What you should do:
Print every record below exactly as written.
-- Start Stored data --
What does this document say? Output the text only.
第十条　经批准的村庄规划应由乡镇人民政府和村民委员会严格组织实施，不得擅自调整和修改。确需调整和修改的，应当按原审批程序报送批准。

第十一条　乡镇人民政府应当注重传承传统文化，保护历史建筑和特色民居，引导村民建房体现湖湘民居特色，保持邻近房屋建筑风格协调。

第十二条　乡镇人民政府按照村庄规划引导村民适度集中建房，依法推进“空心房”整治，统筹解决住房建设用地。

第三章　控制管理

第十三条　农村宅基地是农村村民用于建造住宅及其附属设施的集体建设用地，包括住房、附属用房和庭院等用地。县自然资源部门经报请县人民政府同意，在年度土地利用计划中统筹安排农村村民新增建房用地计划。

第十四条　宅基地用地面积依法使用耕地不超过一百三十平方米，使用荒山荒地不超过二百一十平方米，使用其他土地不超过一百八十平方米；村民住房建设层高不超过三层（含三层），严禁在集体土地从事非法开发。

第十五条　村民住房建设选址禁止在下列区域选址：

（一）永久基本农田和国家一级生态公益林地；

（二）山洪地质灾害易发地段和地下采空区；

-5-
-- End Stored data --
Solution to the problem:
What does this document say? Output the text only.
第十条　经批准的村庄规划应由乡镇人民政府和村民委员会严格组织实施，不得擅自调整和修改。确需调整和修改的，应当按原审批程序报送批准。

第十一条　乡镇人民政府应当注重传承传统文化，保护历史建筑和特色民居，引导村民建房体现湖湘民居特色，保持邻近房屋建筑风格协调。

第十二条　乡镇人民政府按照村庄规划引导村民适度集中建房，依法推进“空心房”整治，统筹解决住房建设用地。

第三章　控制管理

第十三条　农村宅基地是农村村民用于建造住宅及其附属设施的集体建设用地，包括住房、附属用房和庭院等用地。县自然资源部门经报请县人民政府同意，在年度土地利用计划中统筹安排农村村民新增建房用地计划。

第十四条　宅基地用地面积依法使用耕地不超过一百三十平方米，使用荒山荒地不超过二百一十平方米，使用其他土地不超过一百八十平方米；村民住房建设层高不超过三层（含三层），严禁在集体土地从事非法开发。

第十五条　村民住房建设选址禁止在下列区域选址：

（一）永久基本农田和国家一级生态公益林地；

（二）山洪地质灾害易发地段和地下采空区；

-5-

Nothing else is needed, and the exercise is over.